> Task goal:
Skip the pictures and extract all of the lines exactly as written.

# start of Exercise data

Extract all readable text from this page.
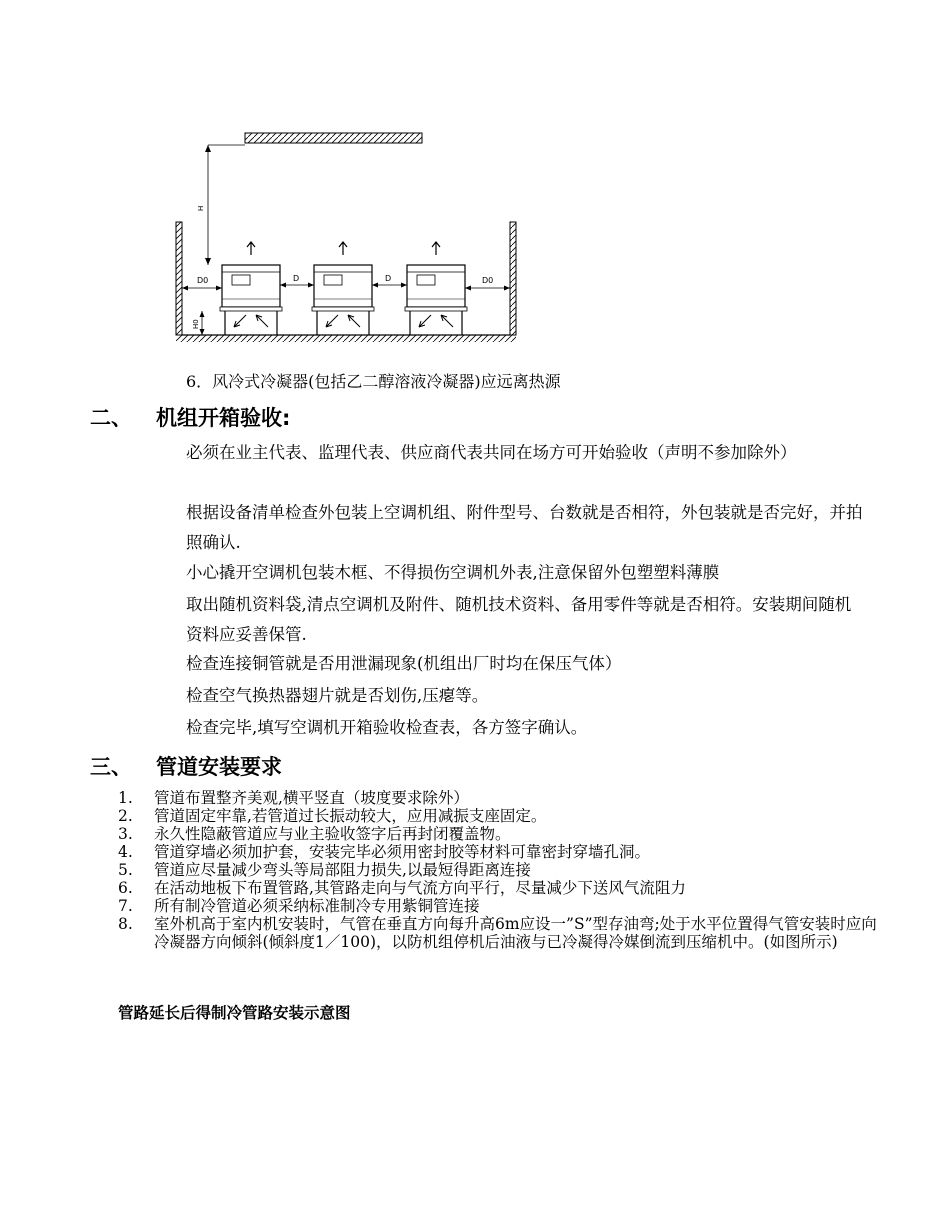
H
D0	D	D	D0
H0
6．风冷式冷凝器(包括乙二醇溶液冷凝器)应远离热源
二、 机组开箱验收:
必须在业主代表、监理代表、供应商代表共同在场方可开始验收（声明不参加除外）
根据设备清单检查外包装上空调机组、附件型号、台数就是否相符，外包装就是否完好，并拍照确认.
小心撬开空调机包装木框、不得损伤空调机外表,注意保留外包塑塑料薄膜
取出随机资料袋,清点空调机及附件、随机技术资料、备用零件等就是否相符。安装期间随机资料应妥善保管.
检查连接铜管就是否用泄漏现象(机组出厂时均在保压气体）
检查空气换热器翅片就是否划伤,压瘪等。
检查完毕,填写空调机开箱验收检查表，各方签字确认。
三、 管道安装要求
1. 管道布置整齐美观,横平竖直（坡度要求除外）
2. 管道固定牢靠,若管道过长振动较大，应用减振支座固定。
3. 永久性隐蔽管道应与业主验收签字后再封闭覆盖物。
4. 管道穿墙必须加护套，安装完毕必须用密封胶等材料可靠密封穿墙孔洞。
5. 管道应尽量减少弯头等局部阻力损失,以最短得距离连接
6. 在活动地板下布置管路,其管路走向与气流方向平行，尽量减少下送风气流阻力
7. 所有制冷管道必须采纳标准制冷专用紫铜管连接
8. 室外机高于室内机安装时，气管在垂直方向每升高6m应设一”S”型存油弯;处于水平位置得气管安装时应向冷凝器方向倾斜(倾斜度1／100)，以防机组停机后油液与已冷凝得冷媒倒流到压缩机中。(如图所示)
管路延长后得制冷管路安装示意图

# end of Exercise data

> Output:
Extract all readable text from this page.
H
D0	D	D	D0
H0
6．风冷式冷凝器(包括乙二醇溶液冷凝器)应远离热源
二、 机组开箱验收:
必须在业主代表、监理代表、供应商代表共同在场方可开始验收（声明不参加除外）
根据设备清单检查外包装上空调机组、附件型号、台数就是否相符，外包装就是否完好，并拍照确认.
小心撬开空调机包装木框、不得损伤空调机外表,注意保留外包塑塑料薄膜
取出随机资料袋,清点空调机及附件、随机技术资料、备用零件等就是否相符。安装期间随机资料应妥善保管.
检查连接铜管就是否用泄漏现象(机组出厂时均在保压气体）
检查空气换热器翅片就是否划伤,压瘪等。
检查完毕,填写空调机开箱验收检查表，各方签字确认。
三、 管道安装要求
1. 管道布置整齐美观,横平竖直（坡度要求除外）
2. 管道固定牢靠,若管道过长振动较大，应用减振支座固定。
3. 永久性隐蔽管道应与业主验收签字后再封闭覆盖物。
4. 管道穿墙必须加护套，安装完毕必须用密封胶等材料可靠密封穿墙孔洞。
5. 管道应尽量减少弯头等局部阻力损失,以最短得距离连接
6. 在活动地板下布置管路,其管路走向与气流方向平行，尽量减少下送风气流阻力
7. 所有制冷管道必须采纳标准制冷专用紫铜管连接
8. 室外机高于室内机安装时，气管在垂直方向每升高6m应设一”S”型存油弯;处于水平位置得气管安装时应向冷凝器方向倾斜(倾斜度1／100)，以防机组停机后油液与已冷凝得冷媒倒流到压缩机中。(如图所示)
管路延长后得制冷管路安装示意图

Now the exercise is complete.